[DATASET ROWS start]

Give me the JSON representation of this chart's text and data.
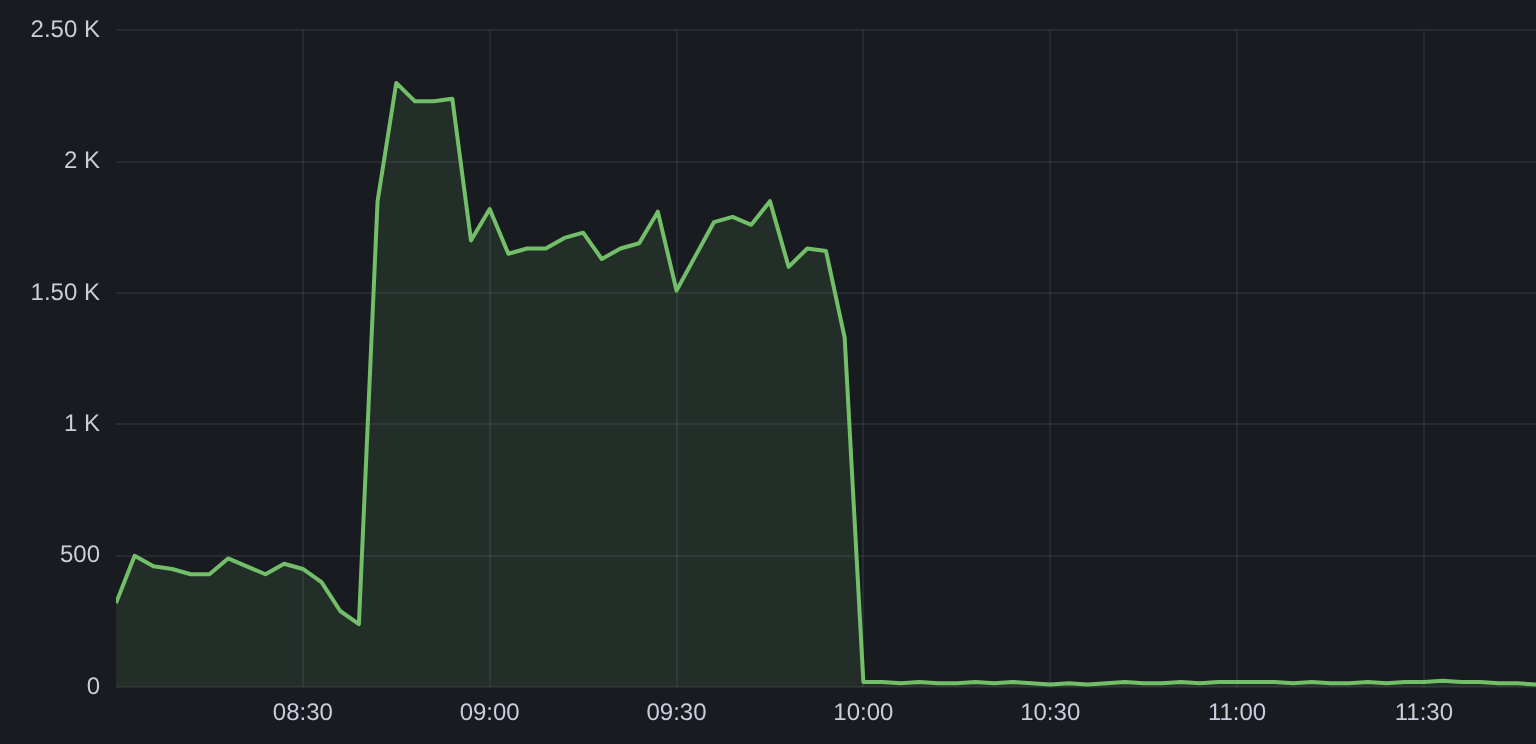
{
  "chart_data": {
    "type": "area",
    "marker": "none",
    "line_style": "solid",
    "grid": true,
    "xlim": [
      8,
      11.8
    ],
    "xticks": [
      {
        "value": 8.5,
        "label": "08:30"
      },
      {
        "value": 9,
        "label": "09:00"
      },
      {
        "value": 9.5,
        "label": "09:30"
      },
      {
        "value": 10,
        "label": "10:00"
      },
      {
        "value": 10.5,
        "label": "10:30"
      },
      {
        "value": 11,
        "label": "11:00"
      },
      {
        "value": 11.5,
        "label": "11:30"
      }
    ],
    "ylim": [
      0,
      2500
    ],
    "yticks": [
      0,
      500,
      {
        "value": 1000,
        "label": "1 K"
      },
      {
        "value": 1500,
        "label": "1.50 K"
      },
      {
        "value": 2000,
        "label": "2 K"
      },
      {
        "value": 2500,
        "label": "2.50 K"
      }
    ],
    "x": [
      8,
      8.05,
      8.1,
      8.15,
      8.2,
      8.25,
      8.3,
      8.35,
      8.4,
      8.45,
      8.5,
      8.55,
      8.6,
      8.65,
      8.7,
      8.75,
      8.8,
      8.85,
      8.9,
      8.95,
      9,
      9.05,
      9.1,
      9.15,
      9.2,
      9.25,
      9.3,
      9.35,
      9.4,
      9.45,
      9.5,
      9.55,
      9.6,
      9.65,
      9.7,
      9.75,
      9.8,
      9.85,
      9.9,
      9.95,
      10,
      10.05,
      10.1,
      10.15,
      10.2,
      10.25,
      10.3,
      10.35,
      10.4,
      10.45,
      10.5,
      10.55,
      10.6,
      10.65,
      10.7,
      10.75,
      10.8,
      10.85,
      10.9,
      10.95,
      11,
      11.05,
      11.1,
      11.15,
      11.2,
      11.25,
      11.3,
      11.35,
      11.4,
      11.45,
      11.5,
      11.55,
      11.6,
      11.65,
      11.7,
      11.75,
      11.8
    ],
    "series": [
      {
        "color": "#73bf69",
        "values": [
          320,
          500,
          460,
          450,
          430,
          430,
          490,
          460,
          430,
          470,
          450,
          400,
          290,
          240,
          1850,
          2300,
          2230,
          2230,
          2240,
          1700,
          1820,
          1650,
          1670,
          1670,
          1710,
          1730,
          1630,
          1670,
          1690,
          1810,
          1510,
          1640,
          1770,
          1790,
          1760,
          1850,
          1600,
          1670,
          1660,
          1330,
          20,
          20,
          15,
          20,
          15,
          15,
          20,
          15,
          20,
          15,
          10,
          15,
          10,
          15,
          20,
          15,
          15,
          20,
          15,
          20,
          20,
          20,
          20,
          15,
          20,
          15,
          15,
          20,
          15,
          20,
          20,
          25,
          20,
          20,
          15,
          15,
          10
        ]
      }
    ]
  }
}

[DATASET ROWS end]

• **PROBLEM TO SOLVE**
Retype all of the entries exactly as written, leaving out any images.

• **OUTPUT OF THE EXERCISE**
Give me the JSON representation of this chart's text and data.
{
  "chart_data": {
    "type": "area",
    "marker": "none",
    "line_style": "solid",
    "grid": true,
    "xlim": [
      8,
      11.8
    ],
    "xticks": [
      {
        "value": 8.5,
        "label": "08:30"
      },
      {
        "value": 9,
        "label": "09:00"
      },
      {
        "value": 9.5,
        "label": "09:30"
      },
      {
        "value": 10,
        "label": "10:00"
      },
      {
        "value": 10.5,
        "label": "10:30"
      },
      {
        "value": 11,
        "label": "11:00"
      },
      {
        "value": 11.5,
        "label": "11:30"
      }
    ],
    "ylim": [
      0,
      2500
    ],
    "yticks": [
      0,
      500,
      {
        "value": 1000,
        "label": "1 K"
      },
      {
        "value": 1500,
        "label": "1.50 K"
      },
      {
        "value": 2000,
        "label": "2 K"
      },
      {
        "value": 2500,
        "label": "2.50 K"
      }
    ],
    "x": [
      8,
      8.05,
      8.1,
      8.15,
      8.2,
      8.25,
      8.3,
      8.35,
      8.4,
      8.45,
      8.5,
      8.55,
      8.6,
      8.65,
      8.7,
      8.75,
      8.8,
      8.85,
      8.9,
      8.95,
      9,
      9.05,
      9.1,
      9.15,
      9.2,
      9.25,
      9.3,
      9.35,
      9.4,
      9.45,
      9.5,
      9.55,
      9.6,
      9.65,
      9.7,
      9.75,
      9.8,
      9.85,
      9.9,
      9.95,
      10,
      10.05,
      10.1,
      10.15,
      10.2,
      10.25,
      10.3,
      10.35,
      10.4,
      10.45,
      10.5,
      10.55,
      10.6,
      10.65,
      10.7,
      10.75,
      10.8,
      10.85,
      10.9,
      10.95,
      11,
      11.05,
      11.1,
      11.15,
      11.2,
      11.25,
      11.3,
      11.35,
      11.4,
      11.45,
      11.5,
      11.55,
      11.6,
      11.65,
      11.7,
      11.75,
      11.8
    ],
    "series": [
      {
        "color": "#73bf69",
        "values": [
          320,
          500,
          460,
          450,
          430,
          430,
          490,
          460,
          430,
          470,
          450,
          400,
          290,
          240,
          1850,
          2300,
          2230,
          2230,
          2240,
          1700,
          1820,
          1650,
          1670,
          1670,
          1710,
          1730,
          1630,
          1670,
          1690,
          1810,
          1510,
          1640,
          1770,
          1790,
          1760,
          1850,
          1600,
          1670,
          1660,
          1330,
          20,
          20,
          15,
          20,
          15,
          15,
          20,
          15,
          20,
          15,
          10,
          15,
          10,
          15,
          20,
          15,
          15,
          20,
          15,
          20,
          20,
          20,
          20,
          15,
          20,
          15,
          15,
          20,
          15,
          20,
          20,
          25,
          20,
          20,
          15,
          15,
          10
        ]
      }
    ]
  }
}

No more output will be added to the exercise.